## Task brief
Rewrite the items below, replacing every "x-tick-label" with "horizontal-tick-label" and leaving all else unchanged.

· · · ·

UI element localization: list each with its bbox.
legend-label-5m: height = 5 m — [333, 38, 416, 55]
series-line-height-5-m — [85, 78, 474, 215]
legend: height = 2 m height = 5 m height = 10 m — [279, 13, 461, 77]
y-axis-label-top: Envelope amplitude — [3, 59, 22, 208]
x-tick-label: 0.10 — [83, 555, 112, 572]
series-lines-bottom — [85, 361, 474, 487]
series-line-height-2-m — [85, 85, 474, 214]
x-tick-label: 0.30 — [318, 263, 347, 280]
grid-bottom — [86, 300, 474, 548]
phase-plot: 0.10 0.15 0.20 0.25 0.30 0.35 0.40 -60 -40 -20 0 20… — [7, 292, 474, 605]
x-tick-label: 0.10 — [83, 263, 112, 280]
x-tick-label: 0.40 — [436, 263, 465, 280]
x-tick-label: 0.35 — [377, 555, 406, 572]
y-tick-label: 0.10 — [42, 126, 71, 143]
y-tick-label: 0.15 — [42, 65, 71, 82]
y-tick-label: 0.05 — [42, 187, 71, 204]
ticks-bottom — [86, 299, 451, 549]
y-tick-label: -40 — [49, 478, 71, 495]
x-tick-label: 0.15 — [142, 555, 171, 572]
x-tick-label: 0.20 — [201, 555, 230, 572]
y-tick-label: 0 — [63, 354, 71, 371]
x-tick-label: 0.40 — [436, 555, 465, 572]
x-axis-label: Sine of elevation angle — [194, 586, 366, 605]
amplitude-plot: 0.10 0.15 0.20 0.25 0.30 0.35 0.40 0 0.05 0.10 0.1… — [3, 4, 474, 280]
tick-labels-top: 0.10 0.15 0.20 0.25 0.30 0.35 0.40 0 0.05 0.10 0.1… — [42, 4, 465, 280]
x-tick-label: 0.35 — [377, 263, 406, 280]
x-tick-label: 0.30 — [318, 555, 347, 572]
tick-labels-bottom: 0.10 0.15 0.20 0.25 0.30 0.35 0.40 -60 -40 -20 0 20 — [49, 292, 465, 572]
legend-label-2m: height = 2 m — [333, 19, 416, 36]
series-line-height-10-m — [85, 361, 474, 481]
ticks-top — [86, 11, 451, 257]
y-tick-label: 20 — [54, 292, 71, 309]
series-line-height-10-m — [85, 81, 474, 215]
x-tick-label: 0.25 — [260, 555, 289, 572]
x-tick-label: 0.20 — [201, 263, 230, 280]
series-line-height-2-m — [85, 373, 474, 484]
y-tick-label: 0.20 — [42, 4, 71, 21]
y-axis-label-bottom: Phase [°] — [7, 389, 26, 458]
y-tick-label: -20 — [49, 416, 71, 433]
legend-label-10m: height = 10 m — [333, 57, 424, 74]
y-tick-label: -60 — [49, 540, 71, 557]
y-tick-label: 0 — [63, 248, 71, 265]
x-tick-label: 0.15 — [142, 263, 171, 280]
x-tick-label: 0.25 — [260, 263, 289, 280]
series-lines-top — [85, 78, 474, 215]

· · · ·

## Response to the task
UI element localization: list each with its bbox.
legend-label-5m: height = 5 m — [333, 38, 416, 55]
series-line-height-5-m — [85, 78, 474, 215]
legend: height = 2 m height = 5 m height = 10 m — [279, 13, 461, 77]
y-axis-label-top: Envelope amplitude — [3, 59, 22, 208]
horizontal-tick-label: 0.10 — [83, 555, 112, 572]
series-lines-bottom — [85, 361, 474, 487]
series-line-height-2-m — [85, 85, 474, 214]
horizontal-tick-label: 0.30 — [318, 263, 347, 280]
grid-bottom — [86, 300, 474, 548]
phase-plot: 0.10 0.15 0.20 0.25 0.30 0.35 0.40 -60 -40 -20 0 20… — [7, 292, 474, 605]
horizontal-tick-label: 0.10 — [83, 263, 112, 280]
horizontal-tick-label: 0.40 — [436, 263, 465, 280]
horizontal-tick-label: 0.35 — [377, 555, 406, 572]
y-tick-label: 0.10 — [42, 126, 71, 143]
y-tick-label: 0.15 — [42, 65, 71, 82]
y-tick-label: 0.05 — [42, 187, 71, 204]
ticks-bottom — [86, 299, 451, 549]
y-tick-label: -40 — [49, 478, 71, 495]
horizontal-tick-label: 0.15 — [142, 555, 171, 572]
horizontal-tick-label: 0.20 — [201, 555, 230, 572]
y-tick-label: 0 — [63, 354, 71, 371]
horizontal-tick-label: 0.40 — [436, 555, 465, 572]
x-axis-label: Sine of elevation angle — [194, 586, 366, 605]
amplitude-plot: 0.10 0.15 0.20 0.25 0.30 0.35 0.40 0 0.05 0.10 0.1… — [3, 4, 474, 280]
tick-labels-top: 0.10 0.15 0.20 0.25 0.30 0.35 0.40 0 0.05 0.10 0.1… — [42, 4, 465, 280]
horizontal-tick-label: 0.35 — [377, 263, 406, 280]
horizontal-tick-label: 0.30 — [318, 555, 347, 572]
tick-labels-bottom: 0.10 0.15 0.20 0.25 0.30 0.35 0.40 -60 -40 -20 0 20 — [49, 292, 465, 572]
legend-label-2m: height = 2 m — [333, 19, 416, 36]
series-line-height-10-m — [85, 361, 474, 481]
ticks-top — [86, 11, 451, 257]
y-tick-label: 20 — [54, 292, 71, 309]
series-line-height-10-m — [85, 81, 474, 215]
horizontal-tick-label: 0.25 — [260, 555, 289, 572]
horizontal-tick-label: 0.20 — [201, 263, 230, 280]
series-line-height-2-m — [85, 373, 474, 484]
y-tick-label: 0.20 — [42, 4, 71, 21]
y-axis-label-bottom: Phase [°] — [7, 389, 26, 458]
y-tick-label: -20 — [49, 416, 71, 433]
legend-label-10m: height = 10 m — [333, 57, 424, 74]
y-tick-label: -60 — [49, 540, 71, 557]
y-tick-label: 0 — [63, 248, 71, 265]
horizontal-tick-label: 0.15 — [142, 263, 171, 280]
horizontal-tick-label: 0.25 — [260, 263, 289, 280]
series-lines-top — [85, 78, 474, 215]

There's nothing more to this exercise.